YOUR OBJECTIVE:
Tally the lines in the listing below that contain "this" and report the tally alone.

PROVIDED ENTRIES:
Begin
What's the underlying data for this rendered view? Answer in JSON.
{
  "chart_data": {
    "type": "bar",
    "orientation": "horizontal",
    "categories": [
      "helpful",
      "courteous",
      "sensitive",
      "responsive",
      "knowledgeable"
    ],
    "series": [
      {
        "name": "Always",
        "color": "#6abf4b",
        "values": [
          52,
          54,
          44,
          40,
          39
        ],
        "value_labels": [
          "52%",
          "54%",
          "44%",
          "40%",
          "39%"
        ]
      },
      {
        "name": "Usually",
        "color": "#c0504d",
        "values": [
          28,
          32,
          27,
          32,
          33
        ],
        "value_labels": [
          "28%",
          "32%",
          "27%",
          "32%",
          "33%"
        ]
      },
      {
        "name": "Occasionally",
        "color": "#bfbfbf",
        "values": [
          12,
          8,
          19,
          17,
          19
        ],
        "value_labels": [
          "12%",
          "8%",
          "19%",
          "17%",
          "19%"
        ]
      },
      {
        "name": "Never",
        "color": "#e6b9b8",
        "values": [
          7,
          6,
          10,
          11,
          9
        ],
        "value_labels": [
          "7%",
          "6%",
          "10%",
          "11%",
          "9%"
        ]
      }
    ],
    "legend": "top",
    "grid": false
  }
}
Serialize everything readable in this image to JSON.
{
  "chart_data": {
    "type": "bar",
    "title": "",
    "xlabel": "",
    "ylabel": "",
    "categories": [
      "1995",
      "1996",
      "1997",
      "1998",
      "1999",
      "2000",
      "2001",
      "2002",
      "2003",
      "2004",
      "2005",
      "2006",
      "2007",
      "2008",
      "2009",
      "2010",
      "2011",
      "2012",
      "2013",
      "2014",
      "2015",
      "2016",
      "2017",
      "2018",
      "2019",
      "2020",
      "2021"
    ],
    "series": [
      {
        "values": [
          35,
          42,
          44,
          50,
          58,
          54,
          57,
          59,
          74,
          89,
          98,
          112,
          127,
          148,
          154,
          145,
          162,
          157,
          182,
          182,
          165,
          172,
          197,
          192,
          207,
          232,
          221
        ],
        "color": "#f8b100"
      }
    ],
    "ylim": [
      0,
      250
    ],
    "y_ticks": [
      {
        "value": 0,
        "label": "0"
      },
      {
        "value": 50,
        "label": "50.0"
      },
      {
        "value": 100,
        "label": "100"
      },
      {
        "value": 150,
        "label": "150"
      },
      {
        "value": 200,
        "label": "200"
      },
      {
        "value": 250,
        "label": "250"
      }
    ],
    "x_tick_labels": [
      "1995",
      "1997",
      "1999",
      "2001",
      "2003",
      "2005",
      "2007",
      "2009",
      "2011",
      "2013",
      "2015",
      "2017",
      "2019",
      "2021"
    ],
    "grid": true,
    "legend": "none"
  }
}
End
RESULT:
2